(Saved data entries)
======

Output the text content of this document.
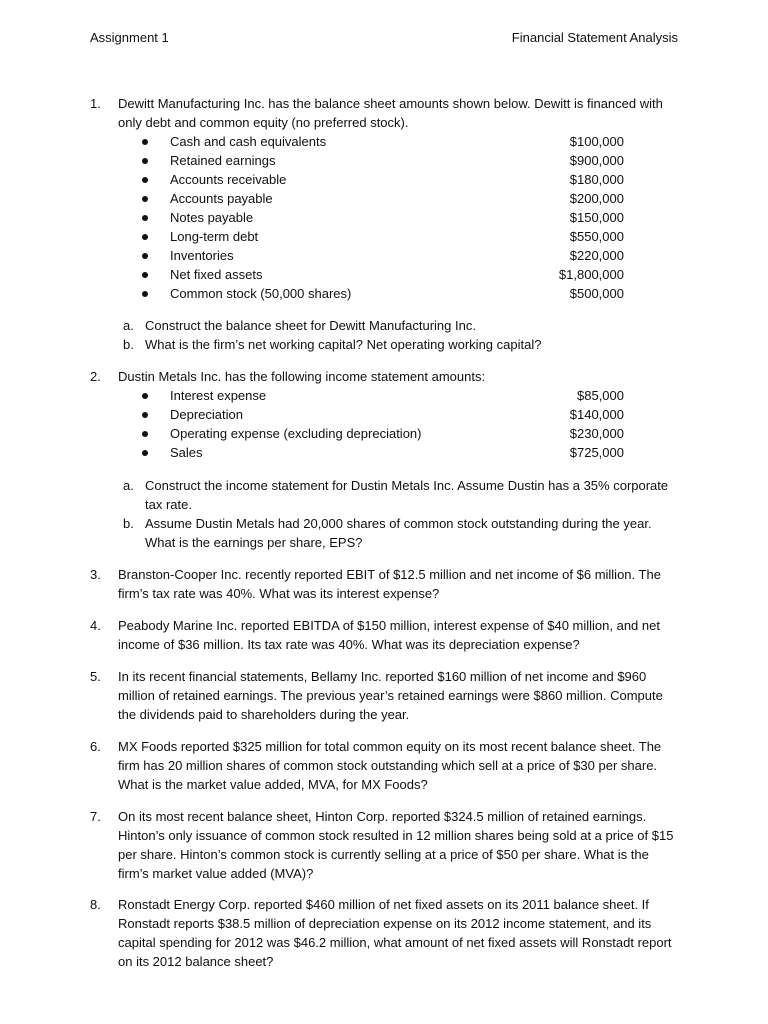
Assignment 1	Financial Statement Analysis
1.	Dewitt Manufacturing Inc. has the balance sheet amounts shown below. Dewitt is financed with only debt and common equity (no preferred stock).
Cash and cash equivalents	$100,000
Retained earnings	$900,000
Accounts receivable	$180,000
Accounts payable	$200,000
Notes payable	$150,000
Long-term debt	$550,000
Inventories	$220,000
Net fixed assets	$1,800,000
Common stock (50,000 shares)	$500,000
a. Construct the balance sheet for Dewitt Manufacturing Inc.
b. What is the firm’s net working capital? Net operating working capital?
2.	Dustin Metals Inc. has the following income statement amounts:
Interest expense	$85,000
Depreciation	$140,000
Operating expense (excluding depreciation)	$230,000
Sales	$725,000
a. Construct the income statement for Dustin Metals Inc. Assume Dustin has a 35% corporate tax rate.
b. Assume Dustin Metals had 20,000 shares of common stock outstanding during the year. What is the earnings per share, EPS?
3.	Branston-Cooper Inc. recently reported EBIT of $12.5 million and net income of $6 million. The firm’s tax rate was 40%. What was its interest expense?
4.	Peabody Marine Inc. reported EBITDA of $150 million, interest expense of $40 million, and net income of $36 million. Its tax rate was 40%. What was its depreciation expense?
5.	In its recent financial statements, Bellamy Inc. reported $160 million of net income and $960 million of retained earnings. The previous year’s retained earnings were $860 million. Compute the dividends paid to shareholders during the year.
6.	MX Foods reported $325 million for total common equity on its most recent balance sheet. The firm has 20 million shares of common stock outstanding which sell at a price of $30 per share. What is the market value added, MVA, for MX Foods?
7.	On its most recent balance sheet, Hinton Corp. reported $324.5 million of retained earnings. Hinton’s only issuance of common stock resulted in 12 million shares being sold at a price of $15 per share. Hinton’s common stock is currently selling at a price of $50 per share. What is the firm’s market value added (MVA)?
8.	Ronstadt Energy Corp. reported $460 million of net fixed assets on its 2011 balance sheet. If Ronstadt reports $38.5 million of depreciation expense on its 2012 income statement, and its capital spending for 2012 was $46.2 million, what amount of net fixed assets will Ronstadt report on its 2012 balance sheet?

======

Take every line that includes the string "Dustin" and copy it.

» EXERCISE RESULT:
2.	Dustin Metals Inc. has the following income statement amounts:
a. Construct the income statement for Dustin Metals Inc. Assume Dustin has a 35% corporate tax rate.
b. Assume Dustin Metals had 20,000 shares of common stock outstanding during the year. What is the earnings per share, EPS?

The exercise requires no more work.